Elsewhere, there's a three-part Arcade mode, allowing you to choose a play style that focuses on speed or strategy as you clear hexes in order to refill your timer against a brutal time limit. Here you have unlimited pushes (something that encourages you to throw hexes at the board as quickly as possible when you first start out). Score attack is the name of the game, with options for sharing your highest scores across social networks.

Original, smart and stylish, Fractal is a game that walks a fine line between frustrating and thrilling. Despite the hard logic of its hexes and the rules that surround them, once multiple colours and special-case hexes are introduced, it can appear too random to be truly mastered. (Although you might argue that the sense of randomness principally derives from the human mind's inability to work through the full chain of cause and effect that fires from each move.)

As such, the game's balance can feel a few pixels out at times. But there is enough hard logic at its heart to keep drawing you back in. The joy of cause and effect - of shunting a line of hexes one to the left and setting off an avalanche of blooms - is something Fractals shares with some of the puzzling greats, from Puzzle Bobble to Super Puzzle Fighter.

It's a game that allows you to feel smart, perhaps when you should just feel lucky. But there's also the hope of feeling justifiably smart - and in those moments, Fractals satisfies on a fundamental level.

**Given problem A:**
Answer these questions about the game review:
(i) How many parts does the Arcade mode have?
(ii) How many pushes do you get in Arcade mode?
(iii) Which two games does the review name as puzzling greats?

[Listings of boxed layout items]
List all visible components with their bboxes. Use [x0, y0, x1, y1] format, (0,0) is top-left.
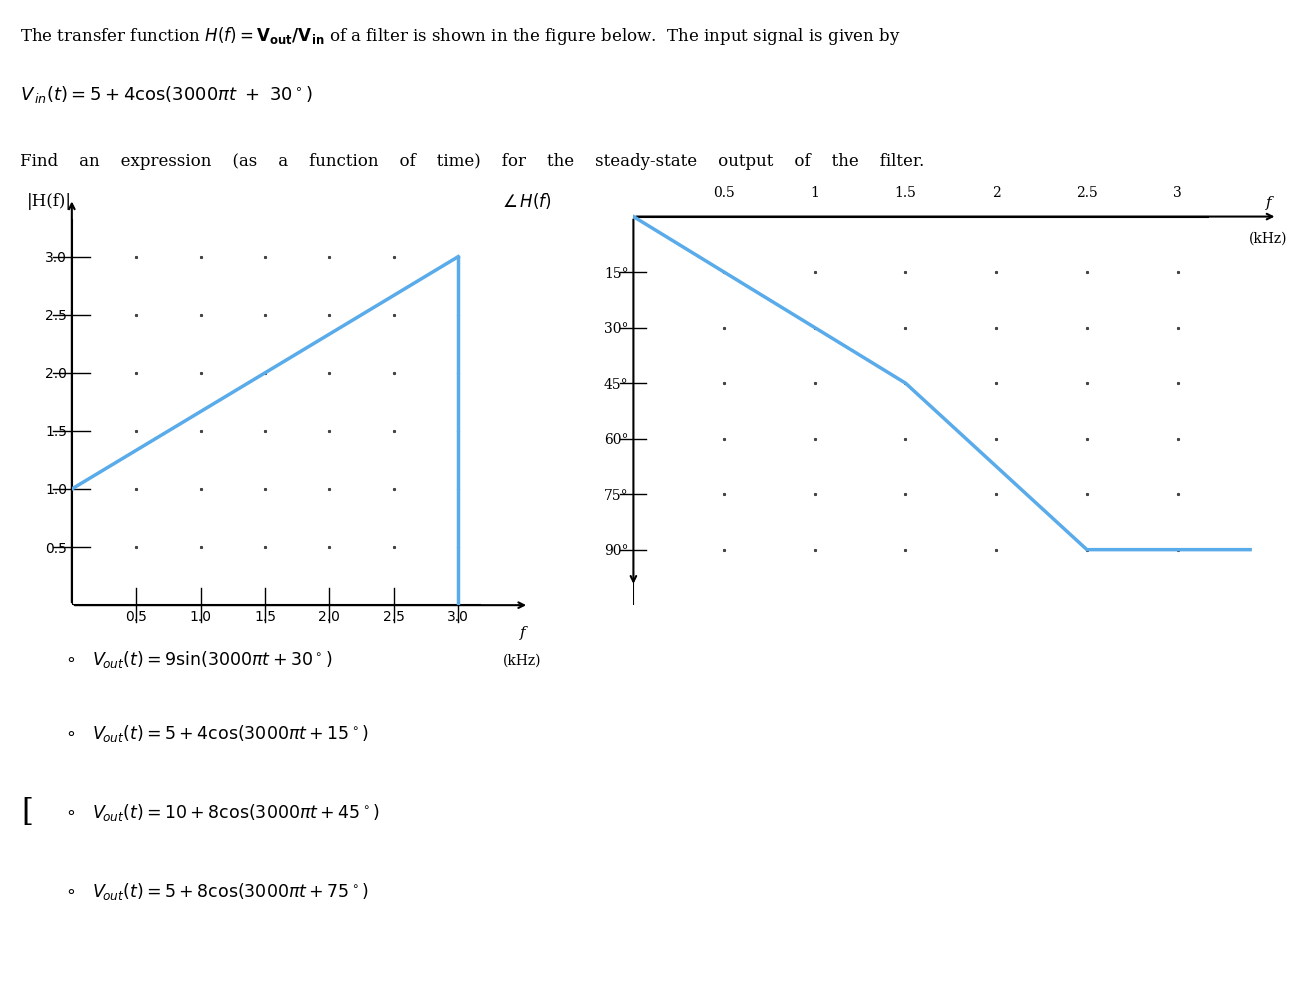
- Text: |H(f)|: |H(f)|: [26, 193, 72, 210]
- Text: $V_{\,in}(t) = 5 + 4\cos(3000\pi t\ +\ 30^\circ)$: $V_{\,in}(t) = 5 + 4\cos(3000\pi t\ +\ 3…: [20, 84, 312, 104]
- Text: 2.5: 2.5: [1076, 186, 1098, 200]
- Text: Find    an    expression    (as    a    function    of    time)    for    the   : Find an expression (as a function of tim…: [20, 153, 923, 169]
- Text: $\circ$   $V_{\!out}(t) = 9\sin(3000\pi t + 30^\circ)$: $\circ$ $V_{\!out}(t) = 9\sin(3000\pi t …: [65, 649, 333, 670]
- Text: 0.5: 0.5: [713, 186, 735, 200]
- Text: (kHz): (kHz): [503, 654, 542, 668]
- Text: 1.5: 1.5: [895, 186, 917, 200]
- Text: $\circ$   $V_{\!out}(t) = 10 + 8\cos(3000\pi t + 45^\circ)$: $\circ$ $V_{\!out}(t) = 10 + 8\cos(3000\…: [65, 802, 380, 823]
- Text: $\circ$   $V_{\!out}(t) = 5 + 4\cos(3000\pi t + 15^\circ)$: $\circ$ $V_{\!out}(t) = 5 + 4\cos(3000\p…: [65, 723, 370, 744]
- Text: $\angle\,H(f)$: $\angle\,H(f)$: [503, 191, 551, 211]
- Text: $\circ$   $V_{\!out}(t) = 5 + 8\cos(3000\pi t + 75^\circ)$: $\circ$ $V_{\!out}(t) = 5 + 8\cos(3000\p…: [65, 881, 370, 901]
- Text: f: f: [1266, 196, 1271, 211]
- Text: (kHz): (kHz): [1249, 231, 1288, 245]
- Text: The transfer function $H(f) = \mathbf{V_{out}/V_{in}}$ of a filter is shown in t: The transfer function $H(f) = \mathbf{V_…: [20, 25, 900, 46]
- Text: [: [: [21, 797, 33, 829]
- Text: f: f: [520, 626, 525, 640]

**Given problem B:** Retype all of the records above character for character, leaving out the pictures.

**Exercise output A:**
(i) Three.
(ii) Unlimited.
(iii) Puzzle Bobble and Super Puzzle Fighter.

**Exercise output B:**
List all visible components with their bboxes. Use [x0, y0, x1, y1] format, (0,0) is top-left.
- Text: |H(f)|: |H(f)|: [26, 193, 72, 210]
- Text: $V_{\,in}(t) = 5 + 4\cos(3000\pi t\ +\ 30^\circ)$: $V_{\,in}(t) = 5 + 4\cos(3000\pi t\ +\ 3…: [20, 84, 312, 104]
- Text: 2.5: 2.5: [1076, 186, 1098, 200]
- Text: Find    an    expression    (as    a    function    of    time)    for    the   : Find an expression (as a function of tim…: [20, 153, 923, 169]
- Text: $\circ$   $V_{\!out}(t) = 9\sin(3000\pi t + 30^\circ)$: $\circ$ $V_{\!out}(t) = 9\sin(3000\pi t …: [65, 649, 333, 670]
- Text: 0.5: 0.5: [713, 186, 735, 200]
- Text: (kHz): (kHz): [503, 654, 542, 668]
- Text: 1.5: 1.5: [895, 186, 917, 200]
- Text: $\circ$   $V_{\!out}(t) = 10 + 8\cos(3000\pi t + 45^\circ)$: $\circ$ $V_{\!out}(t) = 10 + 8\cos(3000\…: [65, 802, 380, 823]
- Text: $\circ$   $V_{\!out}(t) = 5 + 4\cos(3000\pi t + 15^\circ)$: $\circ$ $V_{\!out}(t) = 5 + 4\cos(3000\p…: [65, 723, 370, 744]
- Text: $\angle\,H(f)$: $\angle\,H(f)$: [503, 191, 551, 211]
- Text: $\circ$   $V_{\!out}(t) = 5 + 8\cos(3000\pi t + 75^\circ)$: $\circ$ $V_{\!out}(t) = 5 + 8\cos(3000\p…: [65, 881, 370, 901]
- Text: f: f: [1266, 196, 1271, 211]
- Text: (kHz): (kHz): [1249, 231, 1288, 245]
- Text: The transfer function $H(f) = \mathbf{V_{out}/V_{in}}$ of a filter is shown in t: The transfer function $H(f) = \mathbf{V_…: [20, 25, 900, 46]
- Text: [: [: [21, 797, 33, 829]
- Text: f: f: [520, 626, 525, 640]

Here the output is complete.